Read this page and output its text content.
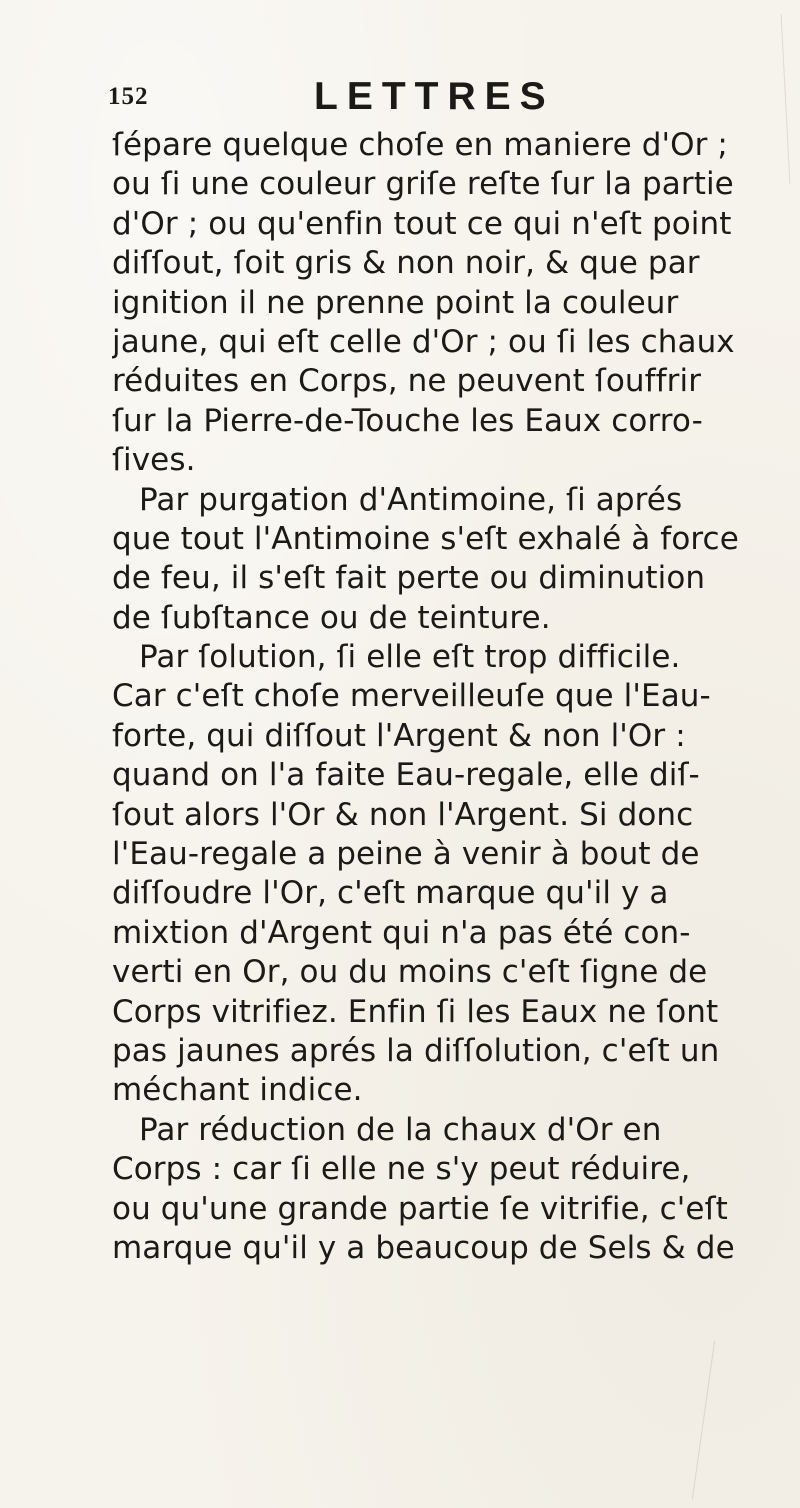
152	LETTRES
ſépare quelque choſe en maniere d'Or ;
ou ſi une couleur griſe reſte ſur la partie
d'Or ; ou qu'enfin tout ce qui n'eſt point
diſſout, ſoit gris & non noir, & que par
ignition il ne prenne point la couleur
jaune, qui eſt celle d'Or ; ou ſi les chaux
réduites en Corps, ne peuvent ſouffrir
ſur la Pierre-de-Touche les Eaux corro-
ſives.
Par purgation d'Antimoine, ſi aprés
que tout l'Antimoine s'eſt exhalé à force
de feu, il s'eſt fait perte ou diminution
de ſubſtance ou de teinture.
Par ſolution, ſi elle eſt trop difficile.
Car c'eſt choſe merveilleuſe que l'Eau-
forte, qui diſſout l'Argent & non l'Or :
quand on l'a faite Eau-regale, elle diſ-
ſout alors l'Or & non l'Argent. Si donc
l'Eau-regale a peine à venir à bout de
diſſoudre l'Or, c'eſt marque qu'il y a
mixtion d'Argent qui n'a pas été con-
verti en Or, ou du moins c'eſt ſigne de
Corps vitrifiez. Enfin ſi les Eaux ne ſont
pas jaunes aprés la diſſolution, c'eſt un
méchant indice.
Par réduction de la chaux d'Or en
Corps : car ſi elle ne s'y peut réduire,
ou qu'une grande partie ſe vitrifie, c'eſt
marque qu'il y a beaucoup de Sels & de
* * *
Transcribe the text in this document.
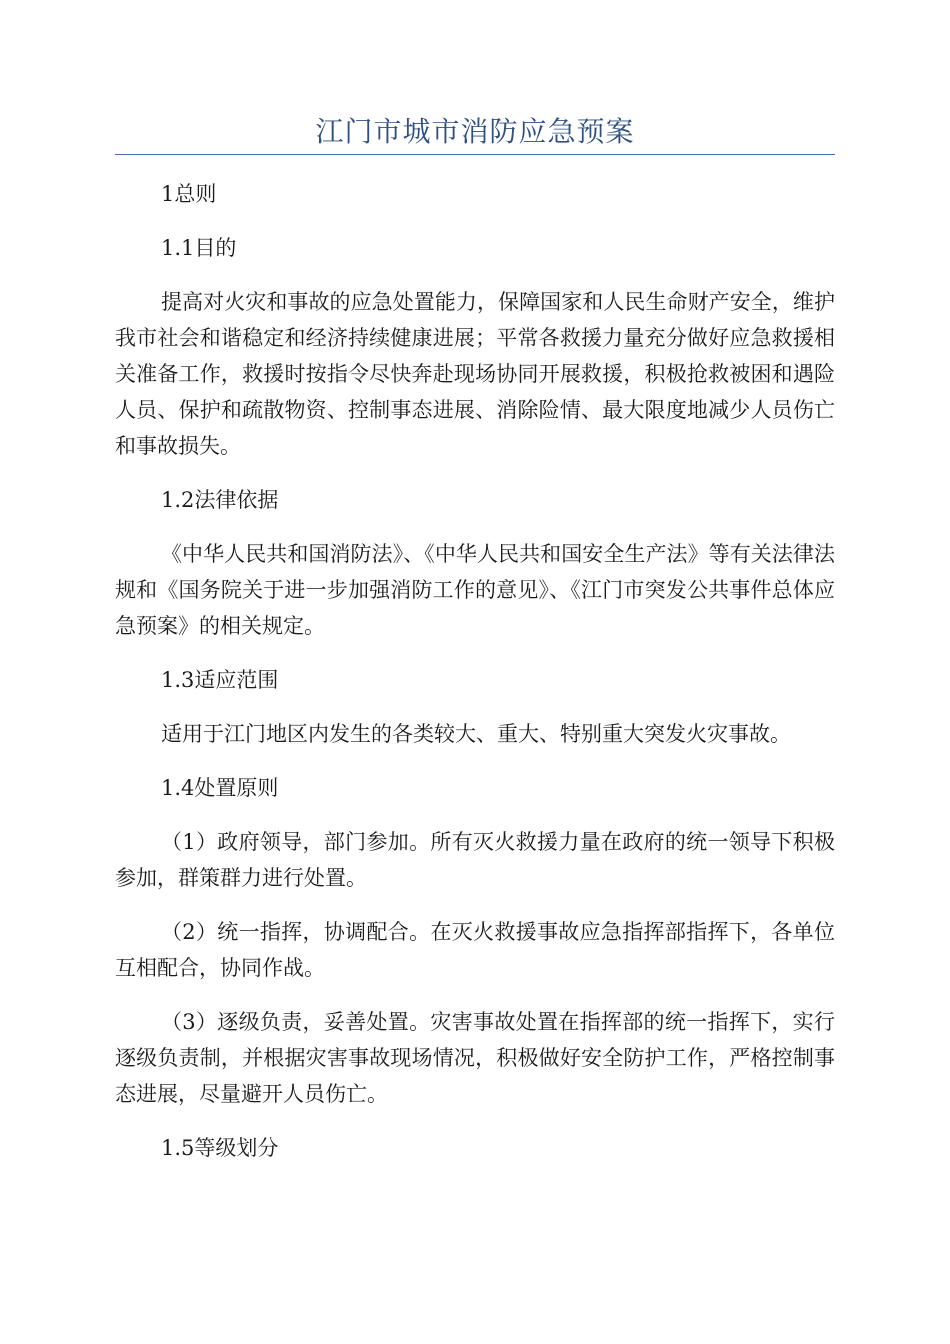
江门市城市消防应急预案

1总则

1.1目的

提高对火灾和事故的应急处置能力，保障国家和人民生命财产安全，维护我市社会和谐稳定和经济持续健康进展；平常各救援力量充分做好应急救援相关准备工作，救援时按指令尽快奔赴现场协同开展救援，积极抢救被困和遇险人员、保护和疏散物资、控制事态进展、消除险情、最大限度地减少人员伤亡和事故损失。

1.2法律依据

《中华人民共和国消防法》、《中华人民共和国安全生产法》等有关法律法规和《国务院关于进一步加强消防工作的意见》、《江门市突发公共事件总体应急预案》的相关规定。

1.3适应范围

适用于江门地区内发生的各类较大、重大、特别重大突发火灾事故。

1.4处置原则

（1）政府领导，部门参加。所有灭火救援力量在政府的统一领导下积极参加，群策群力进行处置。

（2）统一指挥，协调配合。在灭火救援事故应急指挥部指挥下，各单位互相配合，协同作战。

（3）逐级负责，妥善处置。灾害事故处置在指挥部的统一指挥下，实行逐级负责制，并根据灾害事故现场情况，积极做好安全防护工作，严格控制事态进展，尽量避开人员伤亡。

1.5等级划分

Aim: For the entries above, state how many lines contain the word "tout". Provide the number by itself.

Answer below: 2